> **Exercise goal**
Every entry below should be printed exactly, without its images.

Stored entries
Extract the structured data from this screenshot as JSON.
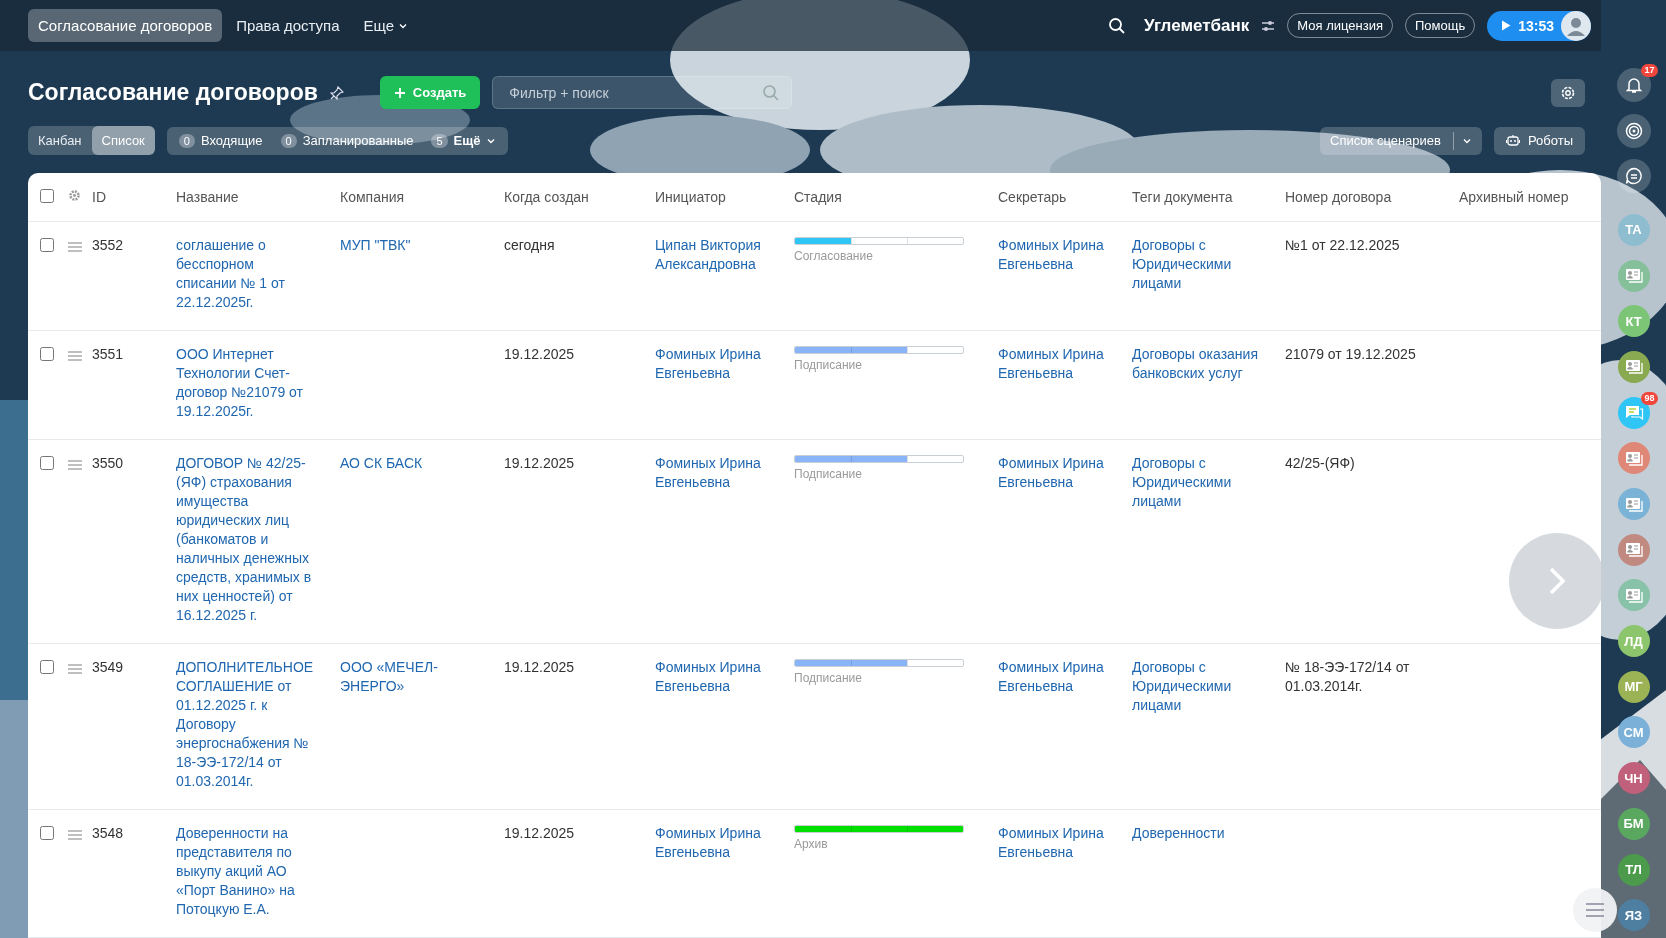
{
  "top_nav": {
    "tabs": [
      {
        "label": "Согласование договоров",
        "selected": true
      },
      {
        "label": "Права доступа",
        "selected": false
      },
      {
        "label": "Еще",
        "selected": false
      }
    ],
    "company": "Углеметбанк",
    "license_button": "Моя лицензия",
    "help_button": "Помощь",
    "time": "13:53"
  },
  "header": {
    "title": "Согласование договоров",
    "create_button": "Создать",
    "search": {
      "placeholder": "Фильтр + поиск"
    }
  },
  "toolbar": {
    "views": [
      {
        "label": "Канбан",
        "selected": false
      },
      {
        "label": "Список",
        "selected": true
      }
    ],
    "counters": [
      {
        "count": "0",
        "label": "Входящие"
      },
      {
        "count": "0",
        "label": "Запланированные"
      },
      {
        "count": "5",
        "label": "Ещё"
      }
    ],
    "scenarios_button": "Список сценариев",
    "robots_button": "Роботы"
  },
  "table": {
    "select_all": {
      "checked": false
    },
    "columns": [
      "ID",
      "Название",
      "Компания",
      "Когда создан",
      "Инициатор",
      "Стадия",
      "Секретарь",
      "Теги документа",
      "Номер договора",
      "Архивный номер"
    ],
    "rows": [
      {
        "checked": false,
        "id": "3552",
        "title": "соглашение о бесспорном списании № 1 от 22.12.2025г.",
        "company": "МУП \"ТВК\"",
        "created": "сегодня",
        "initiator": "Ципан Виктория Александровна",
        "stage": {
          "label": "Согласование",
          "level": 0.333,
          "color": "#2fc6f6"
        },
        "secretary": "Фоминых Ирина Евгеньевна",
        "tags": "Договоры с Юридическими лицами",
        "contract_number": "№1 от 22.12.2025"
      },
      {
        "checked": false,
        "id": "3551",
        "title": "ООО Интернет Технологии Счет-договор №21079 от 19.12.2025г.",
        "created": "19.12.2025",
        "initiator": "Фоминых Ирина Евгеньевна",
        "stage": {
          "label": "Подписание",
          "level": 0.667,
          "color": "#8ab4f8"
        },
        "secretary": "Фоминых Ирина Евгеньевна",
        "tags": "Договоры оказания банковских услуг",
        "contract_number": "21079 от 19.12.2025"
      },
      {
        "checked": false,
        "id": "3550",
        "title": "ДОГОВОР № 42/25-(ЯФ) страхования имущества юридических лиц (банкоматов и наличных денежных средств, хранимых в них ценностей) от 16.12.2025 г.",
        "company": "АО СК БАСК",
        "created": "19.12.2025",
        "initiator": "Фоминых Ирина Евгеньевна",
        "stage": {
          "label": "Подписание",
          "level": 0.667,
          "color": "#8ab4f8"
        },
        "secretary": "Фоминых Ирина Евгеньевна",
        "tags": "Договоры с Юридическими лицами",
        "contract_number": "42/25-(ЯФ)"
      },
      {
        "checked": false,
        "id": "3549",
        "title": "ДОПОЛНИТЕЛЬНОЕ СОГЛАШЕНИЕ от 01.12.2025 г. к Договору энергоснабжения № 18-ЭЭ-172/14 от 01.03.2014г.",
        "company": "ООО «МЕЧЕЛ-ЭНЕРГО»",
        "created": "19.12.2025",
        "initiator": "Фоминых Ирина Евгеньевна",
        "stage": {
          "label": "Подписание",
          "level": 0.667,
          "color": "#8ab4f8"
        },
        "secretary": "Фоминых Ирина Евгеньевна",
        "tags": "Договоры с Юридическими лицами",
        "contract_number": "№ 18-ЭЭ-172/14 от 01.03.2014г."
      },
      {
        "checked": false,
        "id": "3548",
        "title": "Доверенности на представителя по выкупу акций АО «Порт Ванино» на Потоцкую Е.А.",
        "created": "19.12.2025",
        "initiator": "Фоминых Ирина Евгеньевна",
        "stage": {
          "label": "Архив",
          "level": 1,
          "color": "#00e000"
        },
        "secretary": "Фоминых Ирина Евгеньевна",
        "tags": "Доверенности"
      }
    ]
  },
  "right_sidebar": [
    {
      "kind": "bell",
      "badge": "17"
    },
    {
      "kind": "target"
    },
    {
      "kind": "chat"
    },
    {
      "kind": "initials",
      "initials": "ТА",
      "color": "#8fbdd0"
    },
    {
      "kind": "card",
      "color": "#86c09a"
    },
    {
      "kind": "initials",
      "initials": "КТ",
      "color": "#7cc576"
    },
    {
      "kind": "card",
      "color": "#8aaa52"
    },
    {
      "kind": "messenger",
      "badge": "98",
      "color": "#2fc6f6"
    },
    {
      "kind": "card",
      "color": "#e08878"
    },
    {
      "kind": "card",
      "color": "#7ab3d6"
    },
    {
      "kind": "card",
      "color": "#c08a80"
    },
    {
      "kind": "card",
      "color": "#88c2a8"
    },
    {
      "kind": "initials",
      "initials": "ЛД",
      "color": "#8dc56c"
    },
    {
      "kind": "initials",
      "initials": "МГ",
      "color": "#9bb354"
    },
    {
      "kind": "initials",
      "initials": "СМ",
      "color": "#7bb0d8"
    },
    {
      "kind": "initials",
      "initials": "ЧН",
      "color": "#c0607a"
    },
    {
      "kind": "initials",
      "initials": "БМ",
      "color": "#5aa860"
    },
    {
      "kind": "initials",
      "initials": "ТЛ",
      "color": "#4c9a4c"
    },
    {
      "kind": "initials",
      "initials": "ЯЗ",
      "color": "#4e7ea0"
    }
  ]
}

> **Full response**
Extract the structured data from this screenshot as JSON.
{
  "top_nav": {
    "tabs": [
      {
        "label": "Согласование договоров",
        "selected": true
      },
      {
        "label": "Права доступа",
        "selected": false
      },
      {
        "label": "Еще",
        "selected": false
      }
    ],
    "company": "Углеметбанк",
    "license_button": "Моя лицензия",
    "help_button": "Помощь",
    "time": "13:53"
  },
  "header": {
    "title": "Согласование договоров",
    "create_button": "Создать",
    "search": {
      "placeholder": "Фильтр + поиск"
    }
  },
  "toolbar": {
    "views": [
      {
        "label": "Канбан",
        "selected": false
      },
      {
        "label": "Список",
        "selected": true
      }
    ],
    "counters": [
      {
        "count": "0",
        "label": "Входящие"
      },
      {
        "count": "0",
        "label": "Запланированные"
      },
      {
        "count": "5",
        "label": "Ещё"
      }
    ],
    "scenarios_button": "Список сценариев",
    "robots_button": "Роботы"
  },
  "table": {
    "select_all": {
      "checked": false
    },
    "columns": [
      "ID",
      "Название",
      "Компания",
      "Когда создан",
      "Инициатор",
      "Стадия",
      "Секретарь",
      "Теги документа",
      "Номер договора",
      "Архивный номер"
    ],
    "rows": [
      {
        "checked": false,
        "id": "3552",
        "title": "соглашение о бесспорном списании № 1 от 22.12.2025г.",
        "company": "МУП \"ТВК\"",
        "created": "сегодня",
        "initiator": "Ципан Виктория Александровна",
        "stage": {
          "label": "Согласование",
          "level": 0.333,
          "color": "#2fc6f6"
        },
        "secretary": "Фоминых Ирина Евгеньевна",
        "tags": "Договоры с Юридическими лицами",
        "contract_number": "№1 от 22.12.2025"
      },
      {
        "checked": false,
        "id": "3551",
        "title": "ООО Интернет Технологии Счет-договор №21079 от 19.12.2025г.",
        "created": "19.12.2025",
        "initiator": "Фоминых Ирина Евгеньевна",
        "stage": {
          "label": "Подписание",
          "level": 0.667,
          "color": "#8ab4f8"
        },
        "secretary": "Фоминых Ирина Евгеньевна",
        "tags": "Договоры оказания банковских услуг",
        "contract_number": "21079 от 19.12.2025"
      },
      {
        "checked": false,
        "id": "3550",
        "title": "ДОГОВОР № 42/25-(ЯФ) страхования имущества юридических лиц (банкоматов и наличных денежных средств, хранимых в них ценностей) от 16.12.2025 г.",
        "company": "АО СК БАСК",
        "created": "19.12.2025",
        "initiator": "Фоминых Ирина Евгеньевна",
        "stage": {
          "label": "Подписание",
          "level": 0.667,
          "color": "#8ab4f8"
        },
        "secretary": "Фоминых Ирина Евгеньевна",
        "tags": "Договоры с Юридическими лицами",
        "contract_number": "42/25-(ЯФ)"
      },
      {
        "checked": false,
        "id": "3549",
        "title": "ДОПОЛНИТЕЛЬНОЕ СОГЛАШЕНИЕ от 01.12.2025 г. к Договору энергоснабжения № 18-ЭЭ-172/14 от 01.03.2014г.",
        "company": "ООО «МЕЧЕЛ-ЭНЕРГО»",
        "created": "19.12.2025",
        "initiator": "Фоминых Ирина Евгеньевна",
        "stage": {
          "label": "Подписание",
          "level": 0.667,
          "color": "#8ab4f8"
        },
        "secretary": "Фоминых Ирина Евгеньевна",
        "tags": "Договоры с Юридическими лицами",
        "contract_number": "№ 18-ЭЭ-172/14 от 01.03.2014г."
      },
      {
        "checked": false,
        "id": "3548",
        "title": "Доверенности на представителя по выкупу акций АО «Порт Ванино» на Потоцкую Е.А.",
        "created": "19.12.2025",
        "initiator": "Фоминых Ирина Евгеньевна",
        "stage": {
          "label": "Архив",
          "level": 1,
          "color": "#00e000"
        },
        "secretary": "Фоминых Ирина Евгеньевна",
        "tags": "Доверенности"
      }
    ]
  },
  "right_sidebar": [
    {
      "kind": "bell",
      "badge": "17"
    },
    {
      "kind": "target"
    },
    {
      "kind": "chat"
    },
    {
      "kind": "initials",
      "initials": "ТА",
      "color": "#8fbdd0"
    },
    {
      "kind": "card",
      "color": "#86c09a"
    },
    {
      "kind": "initials",
      "initials": "КТ",
      "color": "#7cc576"
    },
    {
      "kind": "card",
      "color": "#8aaa52"
    },
    {
      "kind": "messenger",
      "badge": "98",
      "color": "#2fc6f6"
    },
    {
      "kind": "card",
      "color": "#e08878"
    },
    {
      "kind": "card",
      "color": "#7ab3d6"
    },
    {
      "kind": "card",
      "color": "#c08a80"
    },
    {
      "kind": "card",
      "color": "#88c2a8"
    },
    {
      "kind": "initials",
      "initials": "ЛД",
      "color": "#8dc56c"
    },
    {
      "kind": "initials",
      "initials": "МГ",
      "color": "#9bb354"
    },
    {
      "kind": "initials",
      "initials": "СМ",
      "color": "#7bb0d8"
    },
    {
      "kind": "initials",
      "initials": "ЧН",
      "color": "#c0607a"
    },
    {
      "kind": "initials",
      "initials": "БМ",
      "color": "#5aa860"
    },
    {
      "kind": "initials",
      "initials": "ТЛ",
      "color": "#4c9a4c"
    },
    {
      "kind": "initials",
      "initials": "ЯЗ",
      "color": "#4e7ea0"
    }
  ]
}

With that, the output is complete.